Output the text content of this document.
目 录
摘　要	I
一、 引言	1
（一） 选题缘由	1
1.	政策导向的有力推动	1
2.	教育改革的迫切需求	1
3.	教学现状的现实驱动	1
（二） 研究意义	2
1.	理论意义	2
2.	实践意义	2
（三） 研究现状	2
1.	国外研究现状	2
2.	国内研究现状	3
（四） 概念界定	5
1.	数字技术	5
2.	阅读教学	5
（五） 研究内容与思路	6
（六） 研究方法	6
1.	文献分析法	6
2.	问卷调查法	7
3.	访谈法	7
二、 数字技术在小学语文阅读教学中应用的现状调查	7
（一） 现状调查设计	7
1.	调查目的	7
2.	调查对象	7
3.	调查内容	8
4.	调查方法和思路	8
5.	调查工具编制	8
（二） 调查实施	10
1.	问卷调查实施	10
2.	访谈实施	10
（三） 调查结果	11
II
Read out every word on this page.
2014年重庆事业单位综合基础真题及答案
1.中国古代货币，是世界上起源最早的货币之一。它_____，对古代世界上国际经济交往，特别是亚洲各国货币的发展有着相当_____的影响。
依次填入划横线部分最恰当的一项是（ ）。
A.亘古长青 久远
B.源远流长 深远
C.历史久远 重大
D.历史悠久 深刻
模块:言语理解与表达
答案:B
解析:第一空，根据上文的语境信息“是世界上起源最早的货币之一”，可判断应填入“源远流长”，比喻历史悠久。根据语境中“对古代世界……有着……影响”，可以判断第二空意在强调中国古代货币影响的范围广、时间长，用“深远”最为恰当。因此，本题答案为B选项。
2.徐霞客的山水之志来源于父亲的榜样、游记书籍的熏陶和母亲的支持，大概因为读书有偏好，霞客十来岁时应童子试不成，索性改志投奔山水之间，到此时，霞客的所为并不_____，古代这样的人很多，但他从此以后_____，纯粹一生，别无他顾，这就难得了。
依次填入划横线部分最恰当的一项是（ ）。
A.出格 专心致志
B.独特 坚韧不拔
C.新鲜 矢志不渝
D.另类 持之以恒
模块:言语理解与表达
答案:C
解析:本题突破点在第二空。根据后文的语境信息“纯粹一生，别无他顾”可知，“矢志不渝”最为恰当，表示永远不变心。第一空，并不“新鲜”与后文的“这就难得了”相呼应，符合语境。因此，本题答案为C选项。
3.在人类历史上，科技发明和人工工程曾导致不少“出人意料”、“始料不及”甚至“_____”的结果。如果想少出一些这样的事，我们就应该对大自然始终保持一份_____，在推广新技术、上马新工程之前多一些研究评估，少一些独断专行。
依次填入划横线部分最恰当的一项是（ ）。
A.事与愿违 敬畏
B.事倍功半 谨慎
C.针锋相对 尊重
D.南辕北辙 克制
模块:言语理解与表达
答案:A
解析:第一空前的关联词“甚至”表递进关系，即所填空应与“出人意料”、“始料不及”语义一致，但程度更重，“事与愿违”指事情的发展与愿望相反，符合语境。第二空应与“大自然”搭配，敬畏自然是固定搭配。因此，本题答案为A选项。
^^^^
- [Do this] Set down nothing but the lines from the one with "Read out every word on this page." through the end of the records, keeping each line exactly as written and including both ends.

- [Exercise output]
Read out every word on this page.
2014年重庆事业单位综合基础真题及答案
1.中国古代货币，是世界上起源最早的货币之一。它_____，对古代世界上国际经济交往，特别是亚洲各国货币的发展有着相当_____的影响。
依次填入划横线部分最恰当的一项是（ ）。
A.亘古长青 久远
B.源远流长 深远
C.历史久远 重大
D.历史悠久 深刻
模块:言语理解与表达
答案:B
解析:第一空，根据上文的语境信息“是世界上起源最早的货币之一”，可判断应填入“源远流长”，比喻历史悠久。根据语境中“对古代世界……有着……影响”，可以判断第二空意在强调中国古代货币影响的范围广、时间长，用“深远”最为恰当。因此，本题答案为B选项。
2.徐霞客的山水之志来源于父亲的榜样、游记书籍的熏陶和母亲的支持，大概因为读书有偏好，霞客十来岁时应童子试不成，索性改志投奔山水之间，到此时，霞客的所为并不_____，古代这样的人很多，但他从此以后_____，纯粹一生，别无他顾，这就难得了。
依次填入划横线部分最恰当的一项是（ ）。
A.出格 专心致志
B.独特 坚韧不拔
C.新鲜 矢志不渝
D.另类 持之以恒
模块:言语理解与表达
答案:C
解析:本题突破点在第二空。根据后文的语境信息“纯粹一生，别无他顾”可知，“矢志不渝”最为恰当，表示永远不变心。第一空，并不“新鲜”与后文的“这就难得了”相呼应，符合语境。因此，本题答案为C选项。
3.在人类历史上，科技发明和人工工程曾导致不少“出人意料”、“始料不及”甚至“_____”的结果。如果想少出一些这样的事，我们就应该对大自然始终保持一份_____，在推广新技术、上马新工程之前多一些研究评估，少一些独断专行。
依次填入划横线部分最恰当的一项是（ ）。
A.事与愿违 敬畏
B.事倍功半 谨慎
C.针锋相对 尊重
D.南辕北辙 克制
模块:言语理解与表达
答案:A
解析:第一空前的关联词“甚至”表递进关系，即所填空应与“出人意料”、“始料不及”语义一致，但程度更重，“事与愿违”指事情的发展与愿望相反，符合语境。第二空应与“大自然”搭配，敬畏自然是固定搭配。因此，本题答案为A选项。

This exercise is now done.